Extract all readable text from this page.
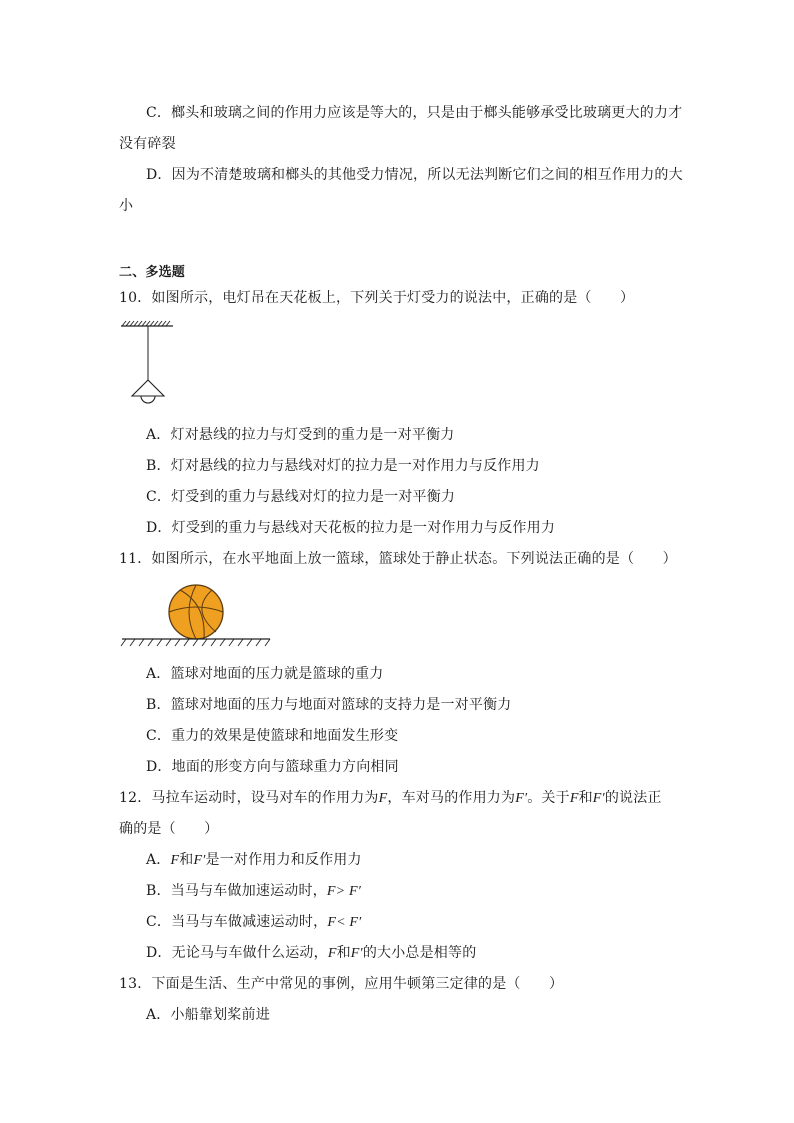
C．榔头和玻璃之间的作用力应该是等大的，只是由于榔头能够承受比玻璃更大的力才
没有碎裂
D．因为不清楚玻璃和榔头的其他受力情况，所以无法判断它们之间的相互作用力的大
小
二、多选题
10．如图所示，电灯吊在天花板上，下列关于灯受力的说法中，正确的是（　　）
A．灯对悬线的拉力与灯受到的重力是一对平衡力
B．灯对悬线的拉力与悬线对灯的拉力是一对作用力与反作用力
C．灯受到的重力与悬线对灯的拉力是一对平衡力
D．灯受到的重力与悬线对天花板的拉力是一对作用力与反作用力
11．如图所示，在水平地面上放一篮球，篮球处于静止状态。下列说法正确的是（　　）
A．篮球对地面的压力就是篮球的重力
B．篮球对地面的压力与地面对篮球的支持力是一对平衡力
C．重力的效果是使篮球和地面发生形变
D．地面的形变方向与篮球重力方向相同
12．马拉车运动时，设马对车的作用力为F，车对马的作用力为F′。关于F和F′的说法正
确的是（　　）
A．F和F′是一对作用力和反作用力
B．当马与车做加速运动时，F> F′
C．当马与车做减速运动时，F< F′
D．无论马与车做什么运动，F和F′的大小总是相等的
13．下面是生活、生产中常见的事例，应用牛顿第三定律的是（　　）
A．小船靠划桨前进
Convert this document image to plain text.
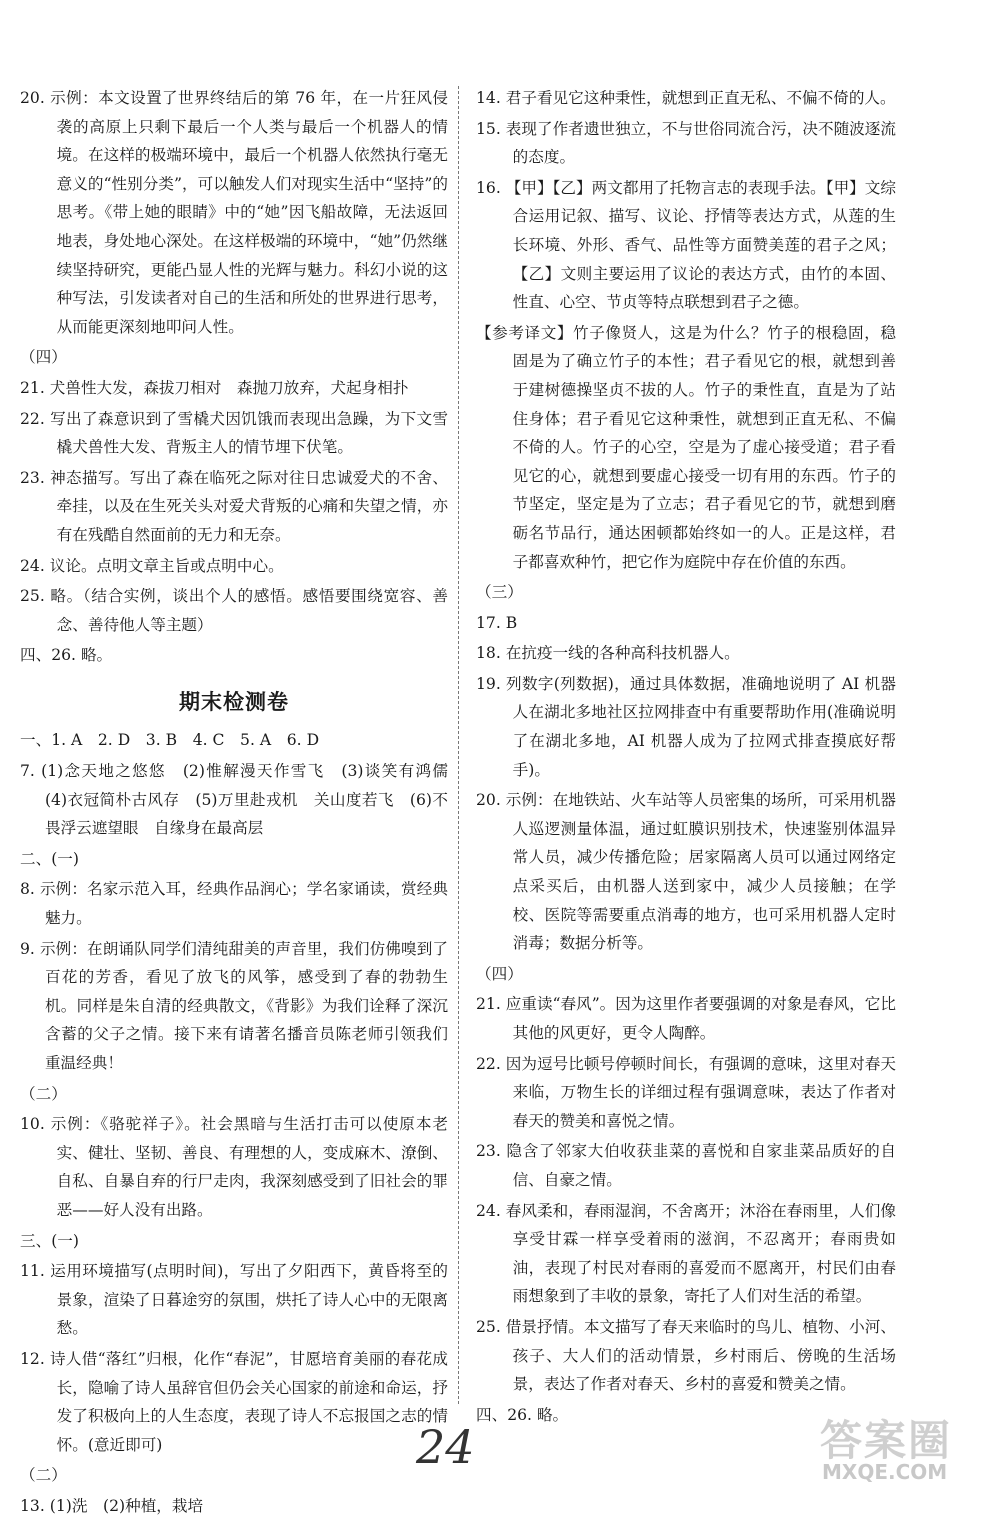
20. 示例：本文设置了世界终结后的第 76 年，在一片狂风侵袭的高原上只剩下最后一个人类与最后一个机器人的情境。在这样的极端环境中，最后一个机器人依然执行毫无意义的“性别分类”，可以触发人们对现实生活中“坚持”的思考。《带上她的眼睛》中的“她”因飞船故障，无法返回地表，身处地心深处。在这样极端的环境中，“她”仍然继续坚持研究，更能凸显人性的光辉与魅力。科幻小说的这种写法，引发读者对自己的生活和所处的世界进行思考，从而能更深刻地叩问人性。

（四）

21. 犬兽性大发，森拔刀相对　森抛刀放弃，犬起身相扑

22. 写出了森意识到了雪橇犬因饥饿而表现出急躁，为下文雪橇犬兽性大发、背叛主人的情节埋下伏笔。

23. 神态描写。写出了森在临死之际对往日忠诚爱犬的不舍、牵挂，以及在生死关头对爱犬背叛的心痛和失望之情，亦有在残酷自然面前的无力和无奈。

24. 议论。点明文章主旨或点明中心。

25. 略。（结合实例，谈出个人的感悟。感悟要围绕宽容、善念、善待他人等主题）

四、26. 略。

期末检测卷

一、1. A　2. D　3. B　4. C　5. A　6. D

7. (1)念天地之悠悠　(2)惟解漫天作雪飞　(3)谈笑有鸿儒　(4)衣冠简朴古风存　(5)万里赴戎机　关山度若飞　(6)不畏浮云遮望眼　自缘身在最高层

二、(一)

8. 示例：名家示范入耳，经典作品润心；学名家诵读，赏经典魅力。

9. 示例：在朗诵队同学们清纯甜美的声音里，我们仿佛嗅到了百花的芳香，看见了放飞的风筝，感受到了春的勃勃生机。同样是朱自清的经典散文，《背影》为我们诠释了深沉含蓄的父子之情。接下来有请著名播音员陈老师引领我们重温经典！

（二）

10. 示例：《骆驼祥子》。社会黑暗与生活打击可以使原本老实、健壮、坚韧、善良、有理想的人，变成麻木、潦倒、自私、自暴自弃的行尸走肉，我深刻感受到了旧社会的罪恶——好人没有出路。

三、(一)

11. 运用环境描写(点明时间)，写出了夕阳西下，黄昏将至的景象，渲染了日暮途穷的氛围，烘托了诗人心中的无限离愁。

12. 诗人借“落红”归根，化作“春泥”，甘愿培育美丽的春花成长，隐喻了诗人虽辞官但仍会关心国家的前途和命运，抒发了积极向上的人生态度，表现了诗人不忘报国之志的情怀。(意近即可)

（二）

13. (1)洗　(2)种植，栽培

14. 君子看见它这种秉性，就想到正直无私、不偏不倚的人。

15. 表现了作者遗世独立，不与世俗同流合污，决不随波逐流的态度。

16. 【甲】【乙】两文都用了托物言志的表现手法。【甲】文综合运用记叙、描写、议论、抒情等表达方式，从莲的生长环境、外形、香气、品性等方面赞美莲的君子之风；【乙】文则主要运用了议论的表达方式，由竹的本固、性直、心空、节贞等特点联想到君子之德。

【参考译文】竹子像贤人，这是为什么？竹子的根稳固，稳固是为了确立竹子的本性；君子看见它的根，就想到善于建树德操坚贞不拔的人。竹子的秉性直，直是为了站住身体；君子看见它这种秉性，就想到正直无私、不偏不倚的人。竹子的心空，空是为了虚心接受道；君子看见它的心，就想到要虚心接受一切有用的东西。竹子的节坚定，坚定是为了立志；君子看见它的节，就想到磨砺名节品行，通达困顿都始终如一的人。正是这样，君子都喜欢种竹，把它作为庭院中存在价值的东西。

（三）

17. B

18. 在抗疫一线的各种高科技机器人。

19. 列数字(列数据)，通过具体数据，准确地说明了 AI 机器人在湖北多地社区拉网排查中有重要帮助作用(准确说明了在湖北多地，AI 机器人成为了拉网式排查摸底好帮手)。

20. 示例：在地铁站、火车站等人员密集的场所，可采用机器人巡逻测量体温，通过虹膜识别技术，快速鉴别体温异常人员，减少传播危险；居家隔离人员可以通过网络定点采买后，由机器人送到家中，减少人员接触；在学校、医院等需要重点消毒的地方，也可采用机器人定时消毒；数据分析等。

（四）

21. 应重读“春风”。因为这里作者要强调的对象是春风，它比其他的风更好，更令人陶醉。

22. 因为逗号比顿号停顿时间长，有强调的意味，这里对春天来临，万物生长的详细过程有强调意味，表达了作者对春天的赞美和喜悦之情。

23. 隐含了邻家大伯收获韭菜的喜悦和自家韭菜品质好的自信、自豪之情。

24. 春风柔和，春雨湿润，不舍离开；沐浴在春雨里，人们像享受甘霖一样享受着雨的滋润，不忍离开；春雨贵如油，表现了村民对春雨的喜爱而不愿离开，村民们由春雨想象到了丰收的景象，寄托了人们对生活的希望。

25. 借景抒情。本文描写了春天来临时的鸟儿、植物、小河、孩子、大人们的活动情景，乡村雨后、傍晚的生活场景，表达了作者对春天、乡村的喜爱和赞美之情。

四、26. 略。

24	答案圈
MXQE.COM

**What to do**
Show every line that contains the word "text".

**Exercise result**
Extract all readable text from this page.
Convert this document image to plain text.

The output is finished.